▶ EXERCISE AIM
Look through the records below, and copy out every line that holds the string "title".
#### MATERIALS PROVIDED
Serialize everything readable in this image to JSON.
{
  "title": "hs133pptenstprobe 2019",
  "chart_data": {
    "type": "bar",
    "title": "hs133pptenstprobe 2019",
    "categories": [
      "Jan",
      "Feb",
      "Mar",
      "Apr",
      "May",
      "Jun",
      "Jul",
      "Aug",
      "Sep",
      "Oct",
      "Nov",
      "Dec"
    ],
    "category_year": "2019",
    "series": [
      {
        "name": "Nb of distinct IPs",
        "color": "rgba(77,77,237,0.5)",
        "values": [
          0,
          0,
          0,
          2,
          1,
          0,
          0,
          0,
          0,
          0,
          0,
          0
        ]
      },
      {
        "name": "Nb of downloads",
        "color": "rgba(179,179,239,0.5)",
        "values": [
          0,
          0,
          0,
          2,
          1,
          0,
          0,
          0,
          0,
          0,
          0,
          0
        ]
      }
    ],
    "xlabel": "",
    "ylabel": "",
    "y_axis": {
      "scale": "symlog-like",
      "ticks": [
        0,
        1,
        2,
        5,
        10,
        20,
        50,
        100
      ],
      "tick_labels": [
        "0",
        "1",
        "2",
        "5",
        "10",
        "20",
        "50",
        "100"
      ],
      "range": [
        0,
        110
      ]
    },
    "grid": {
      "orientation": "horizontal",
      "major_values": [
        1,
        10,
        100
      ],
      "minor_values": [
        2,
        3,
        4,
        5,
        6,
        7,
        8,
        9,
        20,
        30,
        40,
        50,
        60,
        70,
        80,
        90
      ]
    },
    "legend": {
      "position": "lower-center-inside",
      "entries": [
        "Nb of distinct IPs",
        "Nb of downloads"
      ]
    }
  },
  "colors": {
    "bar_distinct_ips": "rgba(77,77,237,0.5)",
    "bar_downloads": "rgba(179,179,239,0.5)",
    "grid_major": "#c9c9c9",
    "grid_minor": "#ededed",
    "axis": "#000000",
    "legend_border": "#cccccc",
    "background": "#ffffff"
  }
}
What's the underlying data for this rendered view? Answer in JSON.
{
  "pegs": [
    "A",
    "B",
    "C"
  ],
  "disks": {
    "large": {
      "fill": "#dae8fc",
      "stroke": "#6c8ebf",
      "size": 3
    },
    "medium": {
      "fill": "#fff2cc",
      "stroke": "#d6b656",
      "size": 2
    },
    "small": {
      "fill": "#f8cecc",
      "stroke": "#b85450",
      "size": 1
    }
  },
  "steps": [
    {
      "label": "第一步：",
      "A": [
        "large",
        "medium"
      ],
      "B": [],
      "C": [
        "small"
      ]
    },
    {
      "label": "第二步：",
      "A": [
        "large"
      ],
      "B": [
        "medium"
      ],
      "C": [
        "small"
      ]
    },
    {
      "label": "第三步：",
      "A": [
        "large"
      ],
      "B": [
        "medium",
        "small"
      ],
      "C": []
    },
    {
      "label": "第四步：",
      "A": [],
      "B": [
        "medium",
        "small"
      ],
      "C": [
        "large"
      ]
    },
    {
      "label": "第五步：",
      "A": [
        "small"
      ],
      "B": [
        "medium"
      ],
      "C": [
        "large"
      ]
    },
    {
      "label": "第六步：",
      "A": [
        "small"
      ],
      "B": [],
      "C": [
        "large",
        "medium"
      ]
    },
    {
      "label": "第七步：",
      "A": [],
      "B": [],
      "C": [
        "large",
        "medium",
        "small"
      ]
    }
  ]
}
########
▶ ANSWER TO THIS TASK
  "title": "hs133pptenstprobe 2019",
    "title": "hs133pptenstprobe 2019",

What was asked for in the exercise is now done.